___ DATASET

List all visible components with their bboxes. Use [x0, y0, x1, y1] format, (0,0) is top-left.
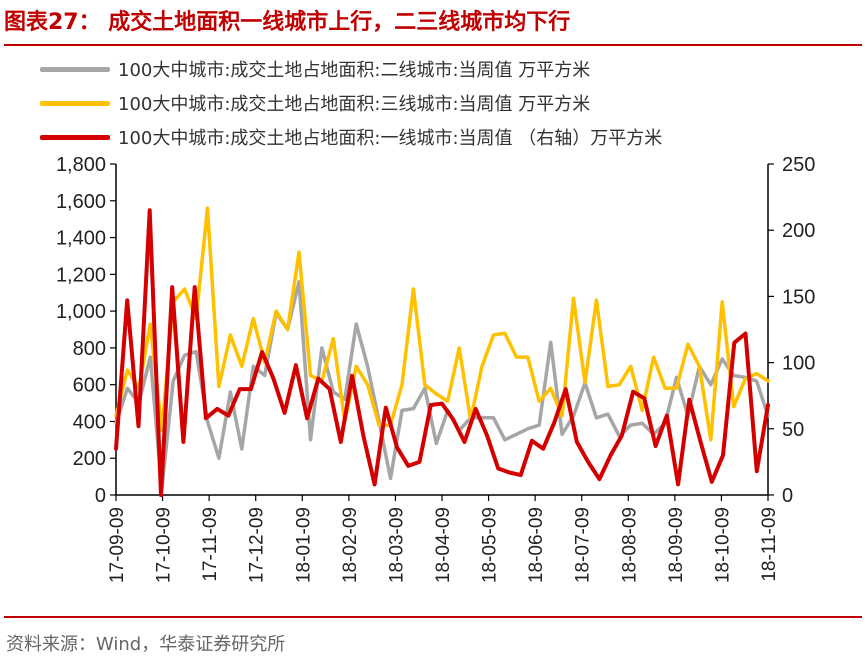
y-right-tick-label: 0	[782, 485, 793, 507]
series-line-2	[114, 206, 770, 442]
x-tick-label: 18-07-09	[573, 507, 594, 583]
y-left-tick-label: 1,400	[56, 228, 106, 250]
x-tick-label: 18-05-09	[480, 507, 501, 583]
x-tick-label: 18-04-09	[433, 507, 454, 583]
y-left-tick-label: 400	[73, 411, 106, 433]
y-right-tick-label: 150	[782, 286, 815, 308]
legend-swatch-tier3	[40, 100, 110, 106]
x-tick-label: 17-09-09	[107, 507, 128, 583]
legend-label-tier1: 100大中城市:成交土地占地面积:一线城市:当周值 （右轴）万平方米	[118, 128, 663, 149]
y-right-tick-label: 250	[782, 154, 815, 176]
legend-label-tier3: 100大中城市:成交土地占地面积:三线城市:当周值 万平方米	[118, 94, 591, 115]
x-tick-label: 17-10-09	[154, 507, 175, 583]
legend: 100大中城市:成交土地占地面积:二线城市:当周值 万平方米 100大中城市:成…	[40, 52, 860, 154]
y-right-tick-label: 50	[782, 419, 804, 441]
x-tick-label: 18-02-09	[340, 507, 361, 583]
y-left-tick-label: 600	[73, 375, 106, 397]
legend-swatch-tier1	[40, 134, 110, 140]
y-left-tick-label: 1,200	[56, 264, 106, 286]
y-right-tick-label: 100	[782, 353, 815, 375]
x-tick-label: 18-08-09	[619, 507, 640, 583]
x-tick-label: 18-01-09	[293, 507, 314, 583]
legend-swatch-tier2	[40, 66, 110, 72]
y-left-tick-label: 1,000	[56, 301, 106, 323]
y-left-tick-label: 1,800	[56, 154, 106, 176]
y-left-tick-label: 1,600	[56, 191, 106, 213]
legend-label-tier2: 100大中城市:成交土地占地面积:二线城市:当周值 万平方米	[118, 60, 591, 81]
x-tick-label: 17-12-09	[247, 507, 268, 583]
source-rule	[4, 616, 862, 618]
x-tick-label: 18-09-09	[666, 507, 687, 583]
series-line-1	[114, 279, 770, 492]
legend-item-tier2: 100大中城市:成交土地占地面积:二线城市:当周值 万平方米	[40, 52, 860, 86]
title-rule	[4, 44, 862, 46]
x-tick-label: 18-06-09	[526, 507, 547, 583]
x-tick-label: 17-11-09	[200, 507, 221, 582]
legend-item-tier3: 100大中城市:成交土地占地面积:三线城市:当周值 万平方米	[40, 86, 860, 120]
x-tick-label: 18-10-09	[712, 507, 733, 583]
x-tick-label: 18-03-09	[386, 507, 407, 583]
series-line-3	[114, 208, 770, 497]
source-note: 资料来源：Wind，华泰证券研究所	[6, 634, 286, 655]
legend-item-tier1: 100大中城市:成交土地占地面积:一线城市:当周值 （右轴）万平方米	[40, 120, 860, 154]
y-left-tick-label: 0	[95, 485, 106, 507]
y-left-tick-label: 200	[73, 448, 106, 470]
chart-title: 图表27： 成交土地面积一线城市上行，二三线城市均下行	[4, 10, 571, 35]
x-tick-label: 18-11-09	[759, 507, 780, 582]
y-right-tick-label: 200	[782, 220, 815, 242]
y-left-tick-label: 800	[73, 338, 106, 360]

______

→ **TASK DIRECTIONS**
Arrange every line of the material above as a numbered list, skipping blank lines and leaving out the pictures.

→ **FINAL RESULT**
1. List all visible components with their bboxes. Use [x0, y0, x1, y1] format, (0,0) is top-left.
2. y-right-tick-label: 0	[782, 485, 793, 507]
3. series-line-2	[114, 206, 770, 442]
4. x-tick-label: 18-07-09	[573, 507, 594, 583]
5. y-left-tick-label: 1,400	[56, 228, 106, 250]
6. x-tick-label: 18-05-09	[480, 507, 501, 583]
7. x-tick-label: 18-04-09	[433, 507, 454, 583]
8. y-left-tick-label: 400	[73, 411, 106, 433]
9. y-right-tick-label: 150	[782, 286, 815, 308]
10. legend-swatch-tier3	[40, 100, 110, 106]
11. x-tick-label: 17-09-09	[107, 507, 128, 583]
12. legend-label-tier1: 100大中城市:成交土地占地面积:一线城市:当周值 （右轴）万平方米	[118, 128, 663, 149]
13. y-right-tick-label: 250	[782, 154, 815, 176]
14. legend-label-tier3: 100大中城市:成交土地占地面积:三线城市:当周值 万平方米	[118, 94, 591, 115]
15. x-tick-label: 17-10-09	[154, 507, 175, 583]
16. legend: 100大中城市:成交土地占地面积:二线城市:当周值 万平方米 100大中城市:成…	[40, 52, 860, 154]
17. y-right-tick-label: 50	[782, 419, 804, 441]
18. x-tick-label: 18-02-09	[340, 507, 361, 583]
19. y-left-tick-label: 600	[73, 375, 106, 397]
20. legend-swatch-tier1	[40, 134, 110, 140]
21. y-left-tick-label: 1,200	[56, 264, 106, 286]
22. y-right-tick-label: 100	[782, 353, 815, 375]
23. x-tick-label: 18-08-09	[619, 507, 640, 583]
24. x-tick-label: 18-01-09	[293, 507, 314, 583]
25. legend-swatch-tier2	[40, 66, 110, 72]
26. y-left-tick-label: 1,000	[56, 301, 106, 323]
27. y-left-tick-label: 1,800	[56, 154, 106, 176]
28. y-left-tick-label: 1,600	[56, 191, 106, 213]
29. legend-label-tier2: 100大中城市:成交土地占地面积:二线城市:当周值 万平方米	[118, 60, 591, 81]
30. x-tick-label: 17-12-09	[247, 507, 268, 583]
31. source-rule	[4, 616, 862, 618]
32. x-tick-label: 18-09-09	[666, 507, 687, 583]
33. series-line-1	[114, 279, 770, 492]
34. legend-item-tier2: 100大中城市:成交土地占地面积:二线城市:当周值 万平方米	[40, 52, 860, 86]
35. title-rule	[4, 44, 862, 46]
36. x-tick-label: 18-06-09	[526, 507, 547, 583]
37. x-tick-label: 17-11-09	[200, 507, 221, 582]
38. legend-item-tier3: 100大中城市:成交土地占地面积:三线城市:当周值 万平方米	[40, 86, 860, 120]
39. x-tick-label: 18-10-09	[712, 507, 733, 583]
40. x-tick-label: 18-03-09	[386, 507, 407, 583]
41. series-line-3	[114, 208, 770, 497]
42. source-note: 资料来源：Wind，华泰证券研究所	[6, 634, 286, 655]
43. legend-item-tier1: 100大中城市:成交土地占地面积:一线城市:当周值 （右轴）万平方米	[40, 120, 860, 154]
44. y-left-tick-label: 0	[95, 485, 106, 507]
45. y-left-tick-label: 200	[73, 448, 106, 470]
46. chart-title: 图表27： 成交土地面积一线城市上行，二三线城市均下行	[4, 10, 571, 35]
47. x-tick-label: 18-11-09	[759, 507, 780, 582]
48. y-right-tick-label: 200	[782, 220, 815, 242]
49. y-left-tick-label: 800	[73, 338, 106, 360]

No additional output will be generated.